[Data records]
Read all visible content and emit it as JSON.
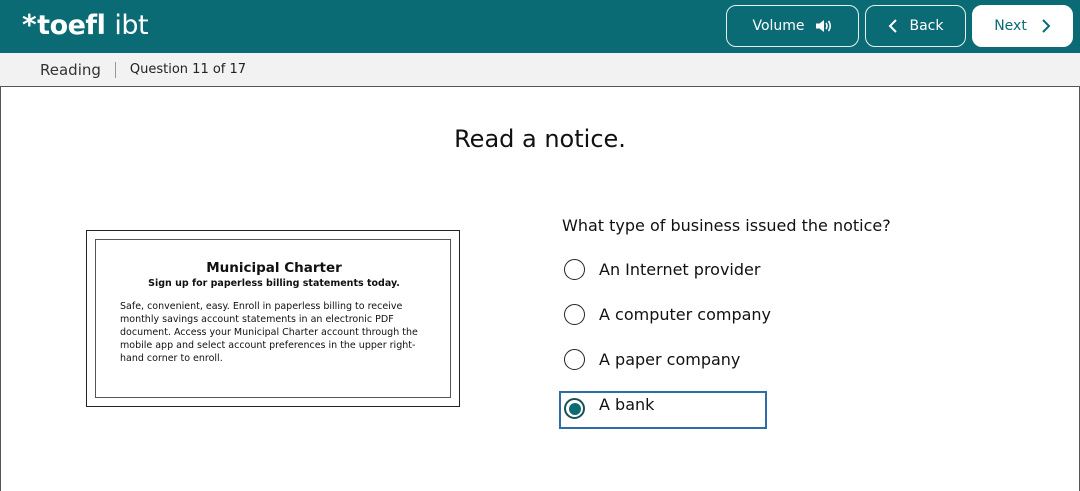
{
  "header": {
    "logo_text": "toefl ibt",
    "logo_main": "toefl",
    "logo_suffix": "ibt",
    "volume_label": "Volume",
    "back_label": "Back",
    "next_label": "Next",
    "accent_color": "#0b6b74"
  },
  "subheader": {
    "section": "Reading",
    "progress": "Question 11 of 17"
  },
  "main": {
    "heading": "Read a notice.",
    "notice": {
      "title": "Municipal Charter",
      "subtitle": "Sign up for paperless billing statements today.",
      "body": "Safe, convenient, easy. Enroll in paperless billing to receive monthly savings account statements in an electronic PDF document. Access your Municipal Charter account through the mobile app and select account preferences in the upper right-hand corner to enroll."
    },
    "question": "What type of business issued the notice?",
    "options": [
      {
        "label": "An Internet provider",
        "selected": false
      },
      {
        "label": "A computer company",
        "selected": false
      },
      {
        "label": "A paper company",
        "selected": false
      },
      {
        "label": "A bank",
        "selected": true
      }
    ]
  },
  "icons": {
    "volume": "speaker-icon",
    "back": "chevron-left-icon",
    "next": "chevron-right-icon",
    "logo": "asterisk-icon"
  }
}
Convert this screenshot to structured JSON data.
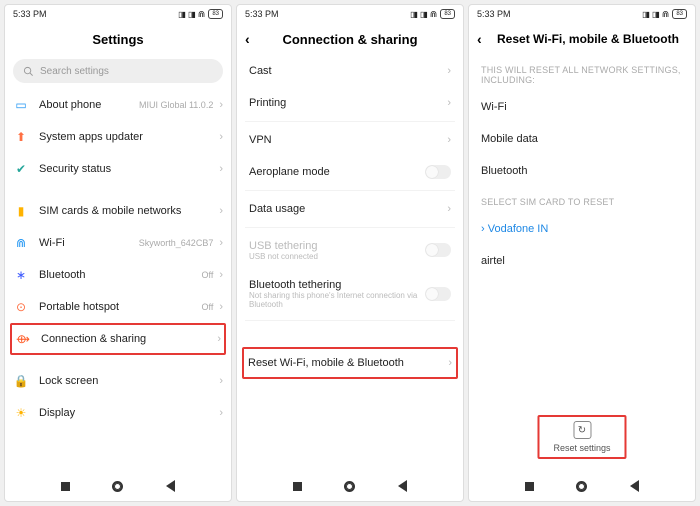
{
  "status": {
    "time": "5:33 PM",
    "battery": "83"
  },
  "screen1": {
    "title": "Settings",
    "search_placeholder": "Search settings",
    "group1": [
      {
        "icon": "phone-icon",
        "color": "c-blue",
        "label": "About phone",
        "sub": "MIUI Global 11.0.2"
      },
      {
        "icon": "update-icon",
        "color": "c-orange",
        "label": "System apps updater",
        "sub": ""
      },
      {
        "icon": "shield-icon",
        "color": "c-green",
        "label": "Security status",
        "sub": ""
      }
    ],
    "group2": [
      {
        "icon": "sim-icon",
        "color": "c-yellow",
        "label": "SIM cards & mobile networks",
        "sub": ""
      },
      {
        "icon": "wifi-icon",
        "color": "c-blue",
        "label": "Wi-Fi",
        "sub": "Skyworth_642CB7"
      },
      {
        "icon": "bluetooth-icon",
        "color": "c-bt",
        "label": "Bluetooth",
        "sub": "Off"
      },
      {
        "icon": "hotspot-icon",
        "color": "c-portable",
        "label": "Portable hotspot",
        "sub": "Off"
      },
      {
        "icon": "share-icon",
        "color": "c-share",
        "label": "Connection & sharing",
        "sub": "",
        "highlight": true
      }
    ],
    "group3": [
      {
        "icon": "lock-icon",
        "color": "c-lock",
        "label": "Lock screen",
        "sub": ""
      },
      {
        "icon": "display-icon",
        "color": "c-display",
        "label": "Display",
        "sub": ""
      }
    ]
  },
  "screen2": {
    "title": "Connection & sharing",
    "rows": {
      "cast": "Cast",
      "printing": "Printing",
      "vpn": "VPN",
      "aeroplane": "Aeroplane mode",
      "data_usage": "Data usage",
      "usb_tether": "USB tethering",
      "usb_tether_sub": "USB not connected",
      "bt_tether": "Bluetooth tethering",
      "bt_tether_sub": "Not sharing this phone's Internet connection via Bluetooth",
      "reset": "Reset Wi-Fi, mobile & Bluetooth"
    }
  },
  "screen3": {
    "title": "Reset Wi-Fi, mobile & Bluetooth",
    "section1_head": "THIS WILL RESET ALL NETWORK SETTINGS, INCLUDING:",
    "items1": [
      "Wi-Fi",
      "Mobile data",
      "Bluetooth"
    ],
    "section2_head": "SELECT SIM CARD TO RESET",
    "items2": [
      {
        "label": "Vodafone IN",
        "selected": true
      },
      {
        "label": "airtel",
        "selected": false
      }
    ],
    "reset_button": "Reset settings"
  }
}
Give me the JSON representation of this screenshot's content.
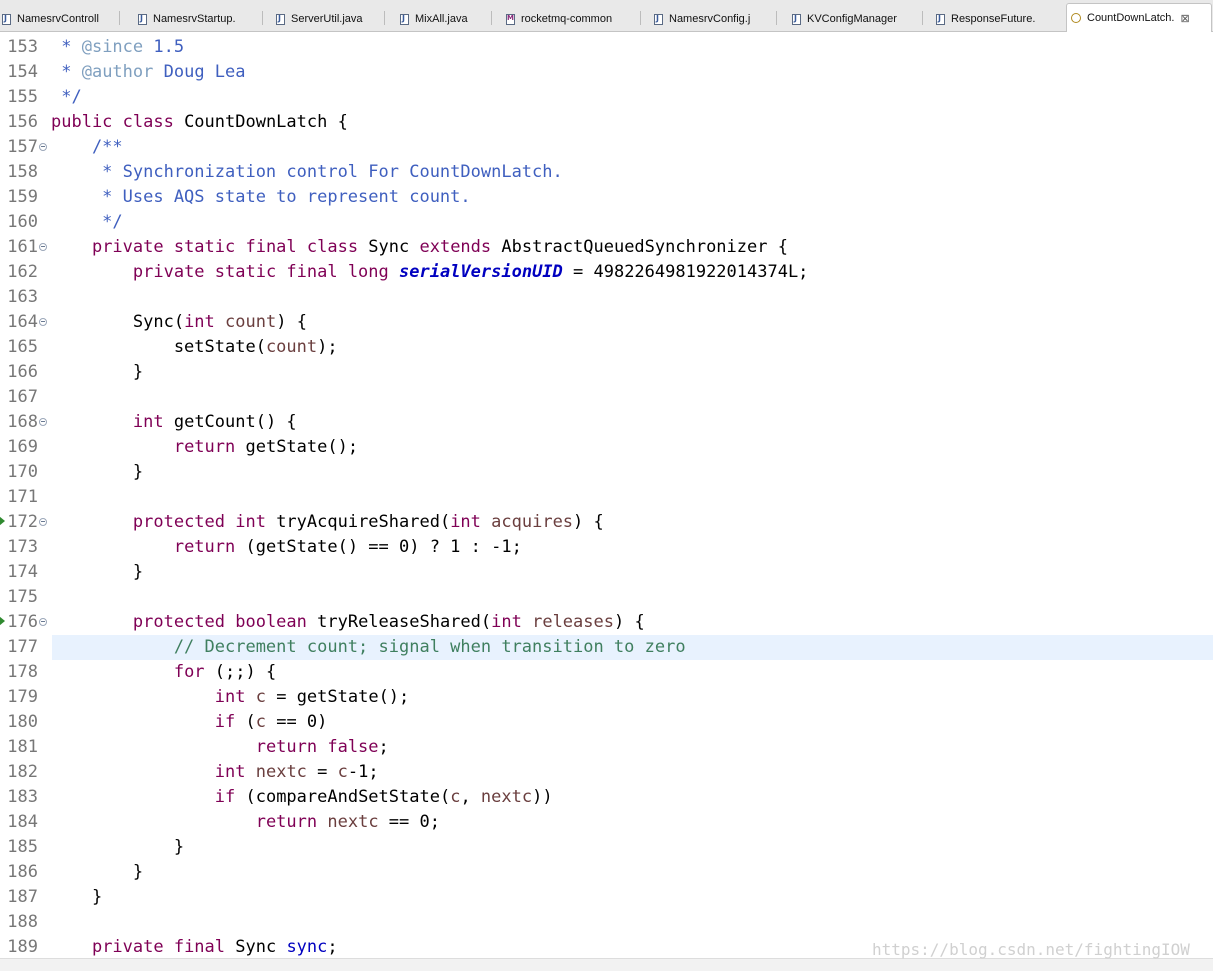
{
  "tabs": [
    {
      "label": "NamesrvControll",
      "icon": "java-file-icon"
    },
    {
      "label": "NamesrvStartup.",
      "icon": "java-file-icon"
    },
    {
      "label": "ServerUtil.java",
      "icon": "java-file-icon"
    },
    {
      "label": "MixAll.java",
      "icon": "java-file-icon"
    },
    {
      "label": "rocketmq-common",
      "icon": "maven-pom-icon"
    },
    {
      "label": "NamesrvConfig.j",
      "icon": "java-file-icon"
    },
    {
      "label": "KVConfigManager",
      "icon": "java-file-icon"
    },
    {
      "label": "ResponseFuture.",
      "icon": "java-file-icon"
    },
    {
      "label": "CountDownLatch.",
      "icon": "class-file-icon",
      "active": true,
      "close": "⊠"
    }
  ],
  "editor": {
    "highlighted_line": "177",
    "lines": [
      {
        "n": "153",
        "t": [
          {
            "c": "jd",
            "v": " * "
          },
          {
            "c": "jt",
            "v": "@since"
          },
          {
            "c": "jd",
            "v": " 1.5"
          }
        ]
      },
      {
        "n": "154",
        "t": [
          {
            "c": "jd",
            "v": " * "
          },
          {
            "c": "jt",
            "v": "@author"
          },
          {
            "c": "jd",
            "v": " Doug Lea"
          }
        ]
      },
      {
        "n": "155",
        "t": [
          {
            "c": "jd",
            "v": " */"
          }
        ]
      },
      {
        "n": "156",
        "t": [
          {
            "c": "kw",
            "v": "public class"
          },
          {
            "c": "",
            "v": " CountDownLatch {"
          }
        ]
      },
      {
        "n": "157",
        "fold": true,
        "t": [
          {
            "c": "jd",
            "v": "    /**"
          }
        ]
      },
      {
        "n": "158",
        "t": [
          {
            "c": "jd",
            "v": "     * Synchronization control For CountDownLatch."
          }
        ]
      },
      {
        "n": "159",
        "t": [
          {
            "c": "jd",
            "v": "     * Uses AQS state to represent count."
          }
        ]
      },
      {
        "n": "160",
        "t": [
          {
            "c": "jd",
            "v": "     */"
          }
        ]
      },
      {
        "n": "161",
        "fold": true,
        "t": [
          {
            "c": "",
            "v": "    "
          },
          {
            "c": "kw",
            "v": "private static final class"
          },
          {
            "c": "",
            "v": " Sync "
          },
          {
            "c": "kw",
            "v": "extends"
          },
          {
            "c": "",
            "v": " AbstractQueuedSynchronizer {"
          }
        ]
      },
      {
        "n": "162",
        "t": [
          {
            "c": "",
            "v": "        "
          },
          {
            "c": "kw",
            "v": "private static final long"
          },
          {
            "c": "",
            "v": " "
          },
          {
            "c": "sf",
            "v": "serialVersionUID"
          },
          {
            "c": "",
            "v": " = 4982264981922014374L;"
          }
        ]
      },
      {
        "n": "163",
        "t": []
      },
      {
        "n": "164",
        "fold": true,
        "t": [
          {
            "c": "",
            "v": "        Sync("
          },
          {
            "c": "kw",
            "v": "int"
          },
          {
            "c": "",
            "v": " "
          },
          {
            "c": "var",
            "v": "count"
          },
          {
            "c": "",
            "v": ") {"
          }
        ]
      },
      {
        "n": "165",
        "t": [
          {
            "c": "",
            "v": "            setState("
          },
          {
            "c": "var",
            "v": "count"
          },
          {
            "c": "",
            "v": ");"
          }
        ]
      },
      {
        "n": "166",
        "t": [
          {
            "c": "",
            "v": "        }"
          }
        ]
      },
      {
        "n": "167",
        "t": []
      },
      {
        "n": "168",
        "fold": true,
        "t": [
          {
            "c": "",
            "v": "        "
          },
          {
            "c": "kw",
            "v": "int"
          },
          {
            "c": "",
            "v": " getCount() {"
          }
        ]
      },
      {
        "n": "169",
        "t": [
          {
            "c": "",
            "v": "            "
          },
          {
            "c": "kw",
            "v": "return"
          },
          {
            "c": "",
            "v": " getState();"
          }
        ]
      },
      {
        "n": "170",
        "t": [
          {
            "c": "",
            "v": "        }"
          }
        ]
      },
      {
        "n": "171",
        "t": []
      },
      {
        "n": "172",
        "fold": true,
        "override": true,
        "t": [
          {
            "c": "",
            "v": "        "
          },
          {
            "c": "kw",
            "v": "protected int"
          },
          {
            "c": "",
            "v": " tryAcquireShared("
          },
          {
            "c": "kw",
            "v": "int"
          },
          {
            "c": "",
            "v": " "
          },
          {
            "c": "var",
            "v": "acquires"
          },
          {
            "c": "",
            "v": ") {"
          }
        ]
      },
      {
        "n": "173",
        "t": [
          {
            "c": "",
            "v": "            "
          },
          {
            "c": "kw",
            "v": "return"
          },
          {
            "c": "",
            "v": " (getState() == 0) ? 1 : -1;"
          }
        ]
      },
      {
        "n": "174",
        "t": [
          {
            "c": "",
            "v": "        }"
          }
        ]
      },
      {
        "n": "175",
        "t": []
      },
      {
        "n": "176",
        "fold": true,
        "override": true,
        "t": [
          {
            "c": "",
            "v": "        "
          },
          {
            "c": "kw",
            "v": "protected boolean"
          },
          {
            "c": "",
            "v": " tryReleaseShared("
          },
          {
            "c": "kw",
            "v": "int"
          },
          {
            "c": "",
            "v": " "
          },
          {
            "c": "var",
            "v": "releases"
          },
          {
            "c": "",
            "v": ") {"
          }
        ]
      },
      {
        "n": "177",
        "t": [
          {
            "c": "cm",
            "v": "            // Decrement count; signal when transition to zero"
          }
        ]
      },
      {
        "n": "178",
        "t": [
          {
            "c": "",
            "v": "            "
          },
          {
            "c": "kw",
            "v": "for"
          },
          {
            "c": "",
            "v": " (;;) {"
          }
        ]
      },
      {
        "n": "179",
        "t": [
          {
            "c": "",
            "v": "                "
          },
          {
            "c": "kw",
            "v": "int"
          },
          {
            "c": "",
            "v": " "
          },
          {
            "c": "var",
            "v": "c"
          },
          {
            "c": "",
            "v": " = getState();"
          }
        ]
      },
      {
        "n": "180",
        "t": [
          {
            "c": "",
            "v": "                "
          },
          {
            "c": "kw",
            "v": "if"
          },
          {
            "c": "",
            "v": " ("
          },
          {
            "c": "var",
            "v": "c"
          },
          {
            "c": "",
            "v": " == 0)"
          }
        ]
      },
      {
        "n": "181",
        "t": [
          {
            "c": "",
            "v": "                    "
          },
          {
            "c": "kw",
            "v": "return false"
          },
          {
            "c": "",
            "v": ";"
          }
        ]
      },
      {
        "n": "182",
        "t": [
          {
            "c": "",
            "v": "                "
          },
          {
            "c": "kw",
            "v": "int"
          },
          {
            "c": "",
            "v": " "
          },
          {
            "c": "var",
            "v": "nextc"
          },
          {
            "c": "",
            "v": " = "
          },
          {
            "c": "var",
            "v": "c"
          },
          {
            "c": "",
            "v": "-1;"
          }
        ]
      },
      {
        "n": "183",
        "t": [
          {
            "c": "",
            "v": "                "
          },
          {
            "c": "kw",
            "v": "if"
          },
          {
            "c": "",
            "v": " (compareAndSetState("
          },
          {
            "c": "var",
            "v": "c"
          },
          {
            "c": "",
            "v": ", "
          },
          {
            "c": "var",
            "v": "nextc"
          },
          {
            "c": "",
            "v": "))"
          }
        ]
      },
      {
        "n": "184",
        "t": [
          {
            "c": "",
            "v": "                    "
          },
          {
            "c": "kw",
            "v": "return"
          },
          {
            "c": "",
            "v": " "
          },
          {
            "c": "var",
            "v": "nextc"
          },
          {
            "c": "",
            "v": " == 0;"
          }
        ]
      },
      {
        "n": "185",
        "t": [
          {
            "c": "",
            "v": "            }"
          }
        ]
      },
      {
        "n": "186",
        "t": [
          {
            "c": "",
            "v": "        }"
          }
        ]
      },
      {
        "n": "187",
        "t": [
          {
            "c": "",
            "v": "    }"
          }
        ]
      },
      {
        "n": "188",
        "t": []
      },
      {
        "n": "189",
        "t": [
          {
            "c": "",
            "v": "    "
          },
          {
            "c": "kw",
            "v": "private final"
          },
          {
            "c": "",
            "v": " Sync "
          },
          {
            "c": "fld",
            "v": "sync"
          },
          {
            "c": "",
            "v": ";"
          }
        ]
      }
    ]
  },
  "watermark": "https://blog.csdn.net/fightingIOW",
  "colors": {
    "keyword": "#7f0055",
    "javadoc": "#3f5fbf",
    "javadoc_tag": "#7f9fbf",
    "comment": "#3f7f5f",
    "field": "#0000c0",
    "local_variable": "#6a3e3e",
    "current_line": "#e8f2fe"
  }
}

**Required task:**
Write out every line of the listing that holds the word "Charter".

**Completed exercise:**
      "title": "Municipal Charter",
      "body": "Safe, convenient, easy. Enroll in paperless billing to receive monthly savings account statements in an electronic PDF document. Access your Municipal Charter account through the mobile app and select account preferences in the upper right-hand corner to enroll."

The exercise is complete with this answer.